_Short problem_:
Filter the listing below, copying every line in which the word "color" appears.

_Given entries_:
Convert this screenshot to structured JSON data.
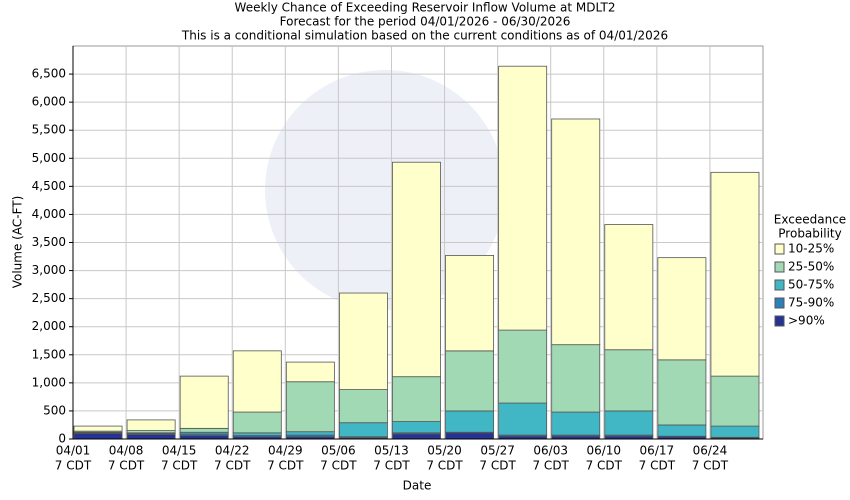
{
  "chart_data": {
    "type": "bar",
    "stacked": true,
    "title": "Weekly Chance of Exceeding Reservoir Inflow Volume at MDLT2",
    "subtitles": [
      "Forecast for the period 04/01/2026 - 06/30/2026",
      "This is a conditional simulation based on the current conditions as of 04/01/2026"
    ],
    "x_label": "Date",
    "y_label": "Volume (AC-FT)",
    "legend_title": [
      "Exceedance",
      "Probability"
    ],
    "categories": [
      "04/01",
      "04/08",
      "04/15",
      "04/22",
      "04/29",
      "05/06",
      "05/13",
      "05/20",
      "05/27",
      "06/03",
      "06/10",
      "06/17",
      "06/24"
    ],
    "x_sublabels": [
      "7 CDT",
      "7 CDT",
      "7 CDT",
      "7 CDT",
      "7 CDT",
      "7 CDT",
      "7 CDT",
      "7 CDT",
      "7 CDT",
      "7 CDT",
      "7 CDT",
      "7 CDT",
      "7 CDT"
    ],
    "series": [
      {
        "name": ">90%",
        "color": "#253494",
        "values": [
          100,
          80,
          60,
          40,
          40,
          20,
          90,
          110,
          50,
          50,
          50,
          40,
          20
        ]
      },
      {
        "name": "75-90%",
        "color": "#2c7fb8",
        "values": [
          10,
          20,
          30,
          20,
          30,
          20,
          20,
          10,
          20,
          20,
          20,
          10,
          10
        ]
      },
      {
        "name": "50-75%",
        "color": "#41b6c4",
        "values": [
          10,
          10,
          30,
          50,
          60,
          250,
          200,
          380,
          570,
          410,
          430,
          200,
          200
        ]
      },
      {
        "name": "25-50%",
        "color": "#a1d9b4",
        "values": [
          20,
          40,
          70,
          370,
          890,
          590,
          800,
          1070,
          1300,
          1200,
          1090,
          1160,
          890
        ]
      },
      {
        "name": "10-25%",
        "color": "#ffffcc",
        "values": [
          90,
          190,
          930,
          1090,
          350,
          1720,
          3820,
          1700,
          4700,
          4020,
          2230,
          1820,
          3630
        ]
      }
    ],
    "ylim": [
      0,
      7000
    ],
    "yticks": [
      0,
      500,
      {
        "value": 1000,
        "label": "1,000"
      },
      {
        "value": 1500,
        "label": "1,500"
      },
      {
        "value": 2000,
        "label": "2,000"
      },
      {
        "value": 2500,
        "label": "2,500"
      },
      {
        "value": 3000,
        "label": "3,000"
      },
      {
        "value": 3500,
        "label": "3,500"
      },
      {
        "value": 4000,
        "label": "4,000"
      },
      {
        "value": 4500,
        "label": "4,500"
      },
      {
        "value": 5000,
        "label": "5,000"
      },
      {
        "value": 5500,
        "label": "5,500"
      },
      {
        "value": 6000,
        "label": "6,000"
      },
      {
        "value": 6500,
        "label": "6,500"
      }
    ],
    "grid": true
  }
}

_Answer to this task_:
        "color": "#253494",
        "color": "#2c7fb8",
        "color": "#41b6c4",
        "color": "#a1d9b4",
        "color": "#ffffcc",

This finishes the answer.